# Start of Supplied data

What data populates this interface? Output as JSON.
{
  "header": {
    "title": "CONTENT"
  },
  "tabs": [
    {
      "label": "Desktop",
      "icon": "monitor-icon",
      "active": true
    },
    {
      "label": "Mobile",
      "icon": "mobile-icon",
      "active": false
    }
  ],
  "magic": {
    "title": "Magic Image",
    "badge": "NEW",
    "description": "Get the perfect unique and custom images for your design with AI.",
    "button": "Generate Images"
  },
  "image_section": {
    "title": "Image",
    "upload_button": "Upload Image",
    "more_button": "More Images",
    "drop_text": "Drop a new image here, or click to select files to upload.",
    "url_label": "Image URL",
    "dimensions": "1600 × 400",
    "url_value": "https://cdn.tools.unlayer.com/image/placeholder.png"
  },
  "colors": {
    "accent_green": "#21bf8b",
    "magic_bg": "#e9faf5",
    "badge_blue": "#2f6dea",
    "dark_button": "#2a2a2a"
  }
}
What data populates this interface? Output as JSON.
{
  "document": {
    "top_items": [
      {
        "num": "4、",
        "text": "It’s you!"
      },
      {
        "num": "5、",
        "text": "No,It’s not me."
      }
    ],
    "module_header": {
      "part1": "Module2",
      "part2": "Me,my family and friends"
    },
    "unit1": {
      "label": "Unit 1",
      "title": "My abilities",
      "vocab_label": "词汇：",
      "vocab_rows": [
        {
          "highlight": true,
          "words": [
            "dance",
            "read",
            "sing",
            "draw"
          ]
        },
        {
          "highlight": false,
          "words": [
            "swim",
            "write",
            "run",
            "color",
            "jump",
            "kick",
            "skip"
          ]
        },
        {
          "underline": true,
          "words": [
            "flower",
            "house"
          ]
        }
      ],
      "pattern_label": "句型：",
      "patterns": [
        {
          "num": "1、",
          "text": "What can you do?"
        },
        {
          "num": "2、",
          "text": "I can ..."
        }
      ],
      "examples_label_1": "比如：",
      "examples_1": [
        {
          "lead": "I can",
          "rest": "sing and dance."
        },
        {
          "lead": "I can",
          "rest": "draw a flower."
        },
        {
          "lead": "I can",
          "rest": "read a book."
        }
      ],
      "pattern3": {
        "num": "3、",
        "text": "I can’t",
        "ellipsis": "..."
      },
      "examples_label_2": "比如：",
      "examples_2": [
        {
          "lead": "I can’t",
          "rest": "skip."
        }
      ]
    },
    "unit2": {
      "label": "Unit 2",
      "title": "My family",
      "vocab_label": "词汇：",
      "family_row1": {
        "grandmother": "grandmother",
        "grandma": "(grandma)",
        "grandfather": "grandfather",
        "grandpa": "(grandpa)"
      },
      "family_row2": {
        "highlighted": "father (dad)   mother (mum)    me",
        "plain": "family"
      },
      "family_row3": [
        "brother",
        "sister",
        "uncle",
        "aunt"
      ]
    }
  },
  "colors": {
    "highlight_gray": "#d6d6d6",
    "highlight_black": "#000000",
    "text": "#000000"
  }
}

# End of Supplied data

> _What to do_
Give every line of the material again, exactly as it reads.

> _Solved problem_
What data populates this interface? Output as JSON.
{
  "header": {
    "title": "CONTENT"
  },
  "tabs": [
    {
      "label": "Desktop",
      "icon": "monitor-icon",
      "active": true
    },
    {
      "label": "Mobile",
      "icon": "mobile-icon",
      "active": false
    }
  ],
  "magic": {
    "title": "Magic Image",
    "badge": "NEW",
    "description": "Get the perfect unique and custom images for your design with AI.",
    "button": "Generate Images"
  },
  "image_section": {
    "title": "Image",
    "upload_button": "Upload Image",
    "more_button": "More Images",
    "drop_text": "Drop a new image here, or click to select files to upload.",
    "url_label": "Image URL",
    "dimensions": "1600 × 400",
    "url_value": "https://cdn.tools.unlayer.com/image/placeholder.png"
  },
  "colors": {
    "accent_green": "#21bf8b",
    "magic_bg": "#e9faf5",
    "badge_blue": "#2f6dea",
    "dark_button": "#2a2a2a"
  }
}
What data populates this interface? Output as JSON.
{
  "document": {
    "top_items": [
      {
        "num": "4、",
        "text": "It’s you!"
      },
      {
        "num": "5、",
        "text": "No,It’s not me."
      }
    ],
    "module_header": {
      "part1": "Module2",
      "part2": "Me,my family and friends"
    },
    "unit1": {
      "label": "Unit 1",
      "title": "My abilities",
      "vocab_label": "词汇：",
      "vocab_rows": [
        {
          "highlight": true,
          "words": [
            "dance",
            "read",
            "sing",
            "draw"
          ]
        },
        {
          "highlight": false,
          "words": [
            "swim",
            "write",
            "run",
            "color",
            "jump",
            "kick",
            "skip"
          ]
        },
        {
          "underline": true,
          "words": [
            "flower",
            "house"
          ]
        }
      ],
      "pattern_label": "句型：",
      "patterns": [
        {
          "num": "1、",
          "text": "What can you do?"
        },
        {
          "num": "2、",
          "text": "I can ..."
        }
      ],
      "examples_label_1": "比如：",
      "examples_1": [
        {
          "lead": "I can",
          "rest": "sing and dance."
        },
        {
          "lead": "I can",
          "rest": "draw a flower."
        },
        {
          "lead": "I can",
          "rest": "read a book."
        }
      ],
      "pattern3": {
        "num": "3、",
        "text": "I can’t",
        "ellipsis": "..."
      },
      "examples_label_2": "比如：",
      "examples_2": [
        {
          "lead": "I can’t",
          "rest": "skip."
        }
      ]
    },
    "unit2": {
      "label": "Unit 2",
      "title": "My family",
      "vocab_label": "词汇：",
      "family_row1": {
        "grandmother": "grandmother",
        "grandma": "(grandma)",
        "grandfather": "grandfather",
        "grandpa": "(grandpa)"
      },
      "family_row2": {
        "highlighted": "father (dad)   mother (mum)    me",
        "plain": "family"
      },
      "family_row3": [
        "brother",
        "sister",
        "uncle",
        "aunt"
      ]
    }
  },
  "colors": {
    "highlight_gray": "#d6d6d6",
    "highlight_black": "#000000",
    "text": "#000000"
  }
}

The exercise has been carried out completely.